* TASK GOAL:
Scan the listing below and copy every line holding "Найдите".

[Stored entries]
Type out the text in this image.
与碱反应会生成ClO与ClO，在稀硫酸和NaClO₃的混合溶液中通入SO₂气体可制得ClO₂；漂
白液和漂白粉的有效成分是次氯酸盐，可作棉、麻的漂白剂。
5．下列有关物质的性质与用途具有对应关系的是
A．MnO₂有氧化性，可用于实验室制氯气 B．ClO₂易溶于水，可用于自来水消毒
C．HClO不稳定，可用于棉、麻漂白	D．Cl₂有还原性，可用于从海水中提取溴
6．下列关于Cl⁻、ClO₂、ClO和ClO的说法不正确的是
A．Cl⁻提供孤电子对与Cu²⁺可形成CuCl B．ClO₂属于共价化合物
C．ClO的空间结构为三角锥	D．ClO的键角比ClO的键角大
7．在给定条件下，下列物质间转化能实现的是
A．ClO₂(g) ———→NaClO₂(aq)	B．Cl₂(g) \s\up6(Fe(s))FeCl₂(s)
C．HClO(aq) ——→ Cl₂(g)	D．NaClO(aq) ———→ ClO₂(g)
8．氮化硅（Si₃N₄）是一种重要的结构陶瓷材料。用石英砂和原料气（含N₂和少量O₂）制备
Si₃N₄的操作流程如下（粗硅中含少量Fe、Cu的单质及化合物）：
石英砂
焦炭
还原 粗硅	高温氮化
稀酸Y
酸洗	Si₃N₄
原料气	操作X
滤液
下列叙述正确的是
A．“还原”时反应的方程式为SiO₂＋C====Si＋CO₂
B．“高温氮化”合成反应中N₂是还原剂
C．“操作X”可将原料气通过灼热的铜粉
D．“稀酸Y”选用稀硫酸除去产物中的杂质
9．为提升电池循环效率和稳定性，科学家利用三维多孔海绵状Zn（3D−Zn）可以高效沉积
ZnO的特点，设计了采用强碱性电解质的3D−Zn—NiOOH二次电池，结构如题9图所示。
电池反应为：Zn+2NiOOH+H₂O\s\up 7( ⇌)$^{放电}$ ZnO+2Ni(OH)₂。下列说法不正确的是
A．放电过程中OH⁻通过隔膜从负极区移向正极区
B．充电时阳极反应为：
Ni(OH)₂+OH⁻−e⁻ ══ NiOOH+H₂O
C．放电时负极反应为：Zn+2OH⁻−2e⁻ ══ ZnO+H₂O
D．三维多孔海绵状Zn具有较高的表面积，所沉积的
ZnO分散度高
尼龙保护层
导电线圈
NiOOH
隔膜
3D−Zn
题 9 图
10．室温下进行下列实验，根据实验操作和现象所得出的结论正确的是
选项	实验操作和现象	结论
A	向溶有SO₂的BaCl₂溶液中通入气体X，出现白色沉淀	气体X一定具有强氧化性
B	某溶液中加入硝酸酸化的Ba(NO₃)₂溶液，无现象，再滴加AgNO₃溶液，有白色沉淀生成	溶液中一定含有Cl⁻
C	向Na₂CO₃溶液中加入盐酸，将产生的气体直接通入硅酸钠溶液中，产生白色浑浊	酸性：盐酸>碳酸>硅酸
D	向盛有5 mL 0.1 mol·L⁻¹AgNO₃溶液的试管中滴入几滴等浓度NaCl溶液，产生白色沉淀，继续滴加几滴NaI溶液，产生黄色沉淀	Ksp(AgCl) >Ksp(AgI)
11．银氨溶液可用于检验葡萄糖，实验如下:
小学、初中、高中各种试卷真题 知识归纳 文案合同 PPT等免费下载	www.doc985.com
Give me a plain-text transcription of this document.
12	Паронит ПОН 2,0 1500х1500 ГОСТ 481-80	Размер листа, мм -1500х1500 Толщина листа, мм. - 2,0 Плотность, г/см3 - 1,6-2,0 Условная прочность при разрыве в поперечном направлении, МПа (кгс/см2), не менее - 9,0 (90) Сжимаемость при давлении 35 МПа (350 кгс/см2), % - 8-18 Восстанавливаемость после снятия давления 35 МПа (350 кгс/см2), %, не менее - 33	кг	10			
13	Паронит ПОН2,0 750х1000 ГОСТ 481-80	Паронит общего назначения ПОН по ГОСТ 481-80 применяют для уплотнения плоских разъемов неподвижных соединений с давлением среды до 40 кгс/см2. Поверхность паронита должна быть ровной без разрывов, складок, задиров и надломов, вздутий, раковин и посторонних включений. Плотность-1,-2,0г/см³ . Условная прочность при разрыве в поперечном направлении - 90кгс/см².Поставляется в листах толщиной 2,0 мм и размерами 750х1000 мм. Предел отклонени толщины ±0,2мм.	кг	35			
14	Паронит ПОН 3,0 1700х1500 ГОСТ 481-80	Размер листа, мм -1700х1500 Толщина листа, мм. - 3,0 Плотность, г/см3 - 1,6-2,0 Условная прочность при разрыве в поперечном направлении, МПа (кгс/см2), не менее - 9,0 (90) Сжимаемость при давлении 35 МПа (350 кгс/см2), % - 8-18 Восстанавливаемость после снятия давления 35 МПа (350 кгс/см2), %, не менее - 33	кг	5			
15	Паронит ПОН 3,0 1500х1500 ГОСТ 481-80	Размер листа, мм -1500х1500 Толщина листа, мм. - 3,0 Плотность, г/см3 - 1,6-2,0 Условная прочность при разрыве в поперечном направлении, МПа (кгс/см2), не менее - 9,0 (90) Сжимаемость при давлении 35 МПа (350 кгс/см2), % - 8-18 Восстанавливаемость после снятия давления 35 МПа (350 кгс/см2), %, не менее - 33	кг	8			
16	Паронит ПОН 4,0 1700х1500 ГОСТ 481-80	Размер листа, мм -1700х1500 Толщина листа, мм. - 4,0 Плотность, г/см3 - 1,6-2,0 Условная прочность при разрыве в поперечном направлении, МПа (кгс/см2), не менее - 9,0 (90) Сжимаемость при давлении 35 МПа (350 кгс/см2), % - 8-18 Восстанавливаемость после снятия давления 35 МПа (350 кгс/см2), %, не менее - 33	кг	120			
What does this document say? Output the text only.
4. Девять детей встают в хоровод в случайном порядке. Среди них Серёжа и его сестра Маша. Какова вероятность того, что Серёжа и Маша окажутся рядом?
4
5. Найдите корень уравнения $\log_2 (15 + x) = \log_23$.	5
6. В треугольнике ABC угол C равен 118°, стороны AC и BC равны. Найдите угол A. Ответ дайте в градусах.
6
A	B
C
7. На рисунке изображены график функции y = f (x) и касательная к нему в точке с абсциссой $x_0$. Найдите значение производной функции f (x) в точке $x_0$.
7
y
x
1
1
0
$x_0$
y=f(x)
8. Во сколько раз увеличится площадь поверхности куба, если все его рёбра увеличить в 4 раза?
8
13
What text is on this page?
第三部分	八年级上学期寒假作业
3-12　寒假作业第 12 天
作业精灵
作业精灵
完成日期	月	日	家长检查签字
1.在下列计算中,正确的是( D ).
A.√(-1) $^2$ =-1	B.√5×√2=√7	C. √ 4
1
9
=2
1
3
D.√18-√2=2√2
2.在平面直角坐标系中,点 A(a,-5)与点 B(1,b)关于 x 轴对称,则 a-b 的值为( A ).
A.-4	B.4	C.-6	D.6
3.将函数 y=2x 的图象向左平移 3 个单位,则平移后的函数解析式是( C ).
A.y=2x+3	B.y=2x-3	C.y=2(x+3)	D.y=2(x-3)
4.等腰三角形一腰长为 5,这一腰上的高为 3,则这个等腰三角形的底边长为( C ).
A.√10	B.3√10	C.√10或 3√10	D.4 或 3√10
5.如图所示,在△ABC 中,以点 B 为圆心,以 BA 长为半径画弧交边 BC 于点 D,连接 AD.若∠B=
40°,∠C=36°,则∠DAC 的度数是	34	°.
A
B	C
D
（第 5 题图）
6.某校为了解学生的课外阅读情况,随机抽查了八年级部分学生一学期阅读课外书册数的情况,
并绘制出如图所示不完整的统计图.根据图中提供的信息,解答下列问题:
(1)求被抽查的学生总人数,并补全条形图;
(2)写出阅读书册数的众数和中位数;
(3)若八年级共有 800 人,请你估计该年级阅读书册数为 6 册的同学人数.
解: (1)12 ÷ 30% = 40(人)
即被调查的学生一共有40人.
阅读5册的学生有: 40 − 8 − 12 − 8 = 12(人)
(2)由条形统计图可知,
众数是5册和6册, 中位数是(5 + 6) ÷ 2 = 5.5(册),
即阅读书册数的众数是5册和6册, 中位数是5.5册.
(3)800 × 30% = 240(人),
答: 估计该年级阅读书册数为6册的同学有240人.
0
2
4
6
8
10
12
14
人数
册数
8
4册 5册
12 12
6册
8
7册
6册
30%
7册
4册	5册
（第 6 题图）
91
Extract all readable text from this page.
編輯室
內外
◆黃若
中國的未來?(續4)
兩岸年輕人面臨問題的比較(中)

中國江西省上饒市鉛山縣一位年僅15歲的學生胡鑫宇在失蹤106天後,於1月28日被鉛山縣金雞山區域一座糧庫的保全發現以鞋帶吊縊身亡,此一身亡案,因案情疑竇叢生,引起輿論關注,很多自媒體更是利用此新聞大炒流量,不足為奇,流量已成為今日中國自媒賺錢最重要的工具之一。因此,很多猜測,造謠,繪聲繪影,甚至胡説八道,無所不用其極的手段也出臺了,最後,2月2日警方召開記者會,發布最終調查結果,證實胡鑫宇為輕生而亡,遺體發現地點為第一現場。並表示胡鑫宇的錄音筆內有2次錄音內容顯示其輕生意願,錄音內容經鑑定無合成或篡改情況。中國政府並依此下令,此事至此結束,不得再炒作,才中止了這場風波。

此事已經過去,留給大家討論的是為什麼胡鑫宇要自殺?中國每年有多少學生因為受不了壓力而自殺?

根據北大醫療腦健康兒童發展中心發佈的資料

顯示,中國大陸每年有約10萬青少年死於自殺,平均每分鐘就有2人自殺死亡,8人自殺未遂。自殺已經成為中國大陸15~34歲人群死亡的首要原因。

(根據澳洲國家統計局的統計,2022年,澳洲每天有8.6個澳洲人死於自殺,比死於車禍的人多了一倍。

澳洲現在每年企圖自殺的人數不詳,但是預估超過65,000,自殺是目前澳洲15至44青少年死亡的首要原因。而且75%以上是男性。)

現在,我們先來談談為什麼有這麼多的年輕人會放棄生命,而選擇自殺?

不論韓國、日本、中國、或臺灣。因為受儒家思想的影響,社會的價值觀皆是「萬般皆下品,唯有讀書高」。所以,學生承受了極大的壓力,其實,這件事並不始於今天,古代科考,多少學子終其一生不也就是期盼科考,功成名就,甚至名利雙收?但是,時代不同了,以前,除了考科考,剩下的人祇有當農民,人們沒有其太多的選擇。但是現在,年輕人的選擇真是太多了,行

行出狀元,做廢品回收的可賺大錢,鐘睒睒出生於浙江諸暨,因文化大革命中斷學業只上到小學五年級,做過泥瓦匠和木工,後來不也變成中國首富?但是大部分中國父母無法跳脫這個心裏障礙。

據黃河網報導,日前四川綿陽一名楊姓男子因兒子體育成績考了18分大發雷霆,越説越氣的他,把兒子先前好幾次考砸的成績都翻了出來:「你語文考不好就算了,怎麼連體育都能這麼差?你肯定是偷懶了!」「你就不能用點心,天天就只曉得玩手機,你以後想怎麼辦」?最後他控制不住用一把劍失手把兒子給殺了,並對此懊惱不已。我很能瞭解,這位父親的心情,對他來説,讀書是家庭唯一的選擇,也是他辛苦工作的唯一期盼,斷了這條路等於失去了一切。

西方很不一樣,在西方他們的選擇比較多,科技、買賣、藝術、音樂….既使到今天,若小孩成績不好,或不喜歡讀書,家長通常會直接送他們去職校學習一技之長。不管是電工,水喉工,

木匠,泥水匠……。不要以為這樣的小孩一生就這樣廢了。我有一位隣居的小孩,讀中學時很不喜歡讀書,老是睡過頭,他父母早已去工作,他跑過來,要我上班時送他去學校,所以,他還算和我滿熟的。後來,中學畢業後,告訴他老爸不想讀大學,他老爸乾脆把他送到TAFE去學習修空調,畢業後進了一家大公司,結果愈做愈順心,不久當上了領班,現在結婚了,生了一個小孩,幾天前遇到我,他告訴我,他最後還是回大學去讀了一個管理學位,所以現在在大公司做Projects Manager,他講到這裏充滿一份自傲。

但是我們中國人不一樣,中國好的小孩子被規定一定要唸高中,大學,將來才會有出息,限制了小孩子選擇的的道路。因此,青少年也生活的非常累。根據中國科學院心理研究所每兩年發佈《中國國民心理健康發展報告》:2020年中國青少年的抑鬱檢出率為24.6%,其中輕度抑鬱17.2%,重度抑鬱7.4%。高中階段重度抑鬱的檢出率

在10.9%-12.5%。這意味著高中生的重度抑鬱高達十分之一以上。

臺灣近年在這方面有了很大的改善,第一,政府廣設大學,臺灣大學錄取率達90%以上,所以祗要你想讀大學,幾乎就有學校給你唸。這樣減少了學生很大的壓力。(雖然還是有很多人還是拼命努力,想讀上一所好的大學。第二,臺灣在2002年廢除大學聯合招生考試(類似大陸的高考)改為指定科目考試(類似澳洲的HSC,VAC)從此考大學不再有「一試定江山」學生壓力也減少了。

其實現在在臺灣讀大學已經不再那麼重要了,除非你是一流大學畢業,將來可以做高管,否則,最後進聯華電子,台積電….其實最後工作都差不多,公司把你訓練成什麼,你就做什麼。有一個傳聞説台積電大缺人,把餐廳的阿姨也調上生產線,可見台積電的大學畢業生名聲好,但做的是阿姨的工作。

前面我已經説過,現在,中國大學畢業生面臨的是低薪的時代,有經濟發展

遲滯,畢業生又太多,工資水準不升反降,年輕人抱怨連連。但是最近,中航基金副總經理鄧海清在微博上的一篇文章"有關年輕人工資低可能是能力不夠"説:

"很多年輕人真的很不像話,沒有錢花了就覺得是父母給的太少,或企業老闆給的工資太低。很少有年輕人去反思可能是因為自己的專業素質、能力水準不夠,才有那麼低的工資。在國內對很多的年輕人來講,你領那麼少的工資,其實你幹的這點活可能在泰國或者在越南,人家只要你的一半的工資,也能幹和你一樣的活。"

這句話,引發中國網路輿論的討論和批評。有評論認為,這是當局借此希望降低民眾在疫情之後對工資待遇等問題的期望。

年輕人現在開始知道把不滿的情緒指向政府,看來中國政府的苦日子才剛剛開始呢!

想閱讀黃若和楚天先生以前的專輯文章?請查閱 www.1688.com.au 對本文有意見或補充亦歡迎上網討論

* RESULT FOR THIS EXERCISE:
5. Найдите корень уравнения $\log_2 (15 + x) = \log_23$.	5
6. В треугольнике ABC угол C равен 118°, стороны AC и BC равны. Найдите угол A. Ответ дайте в градусах.
7. На рисунке изображены график функции y = f (x) и касательная к нему в точке с абсциссой $x_0$. Найдите значение производной функции f (x) в точке $x_0$.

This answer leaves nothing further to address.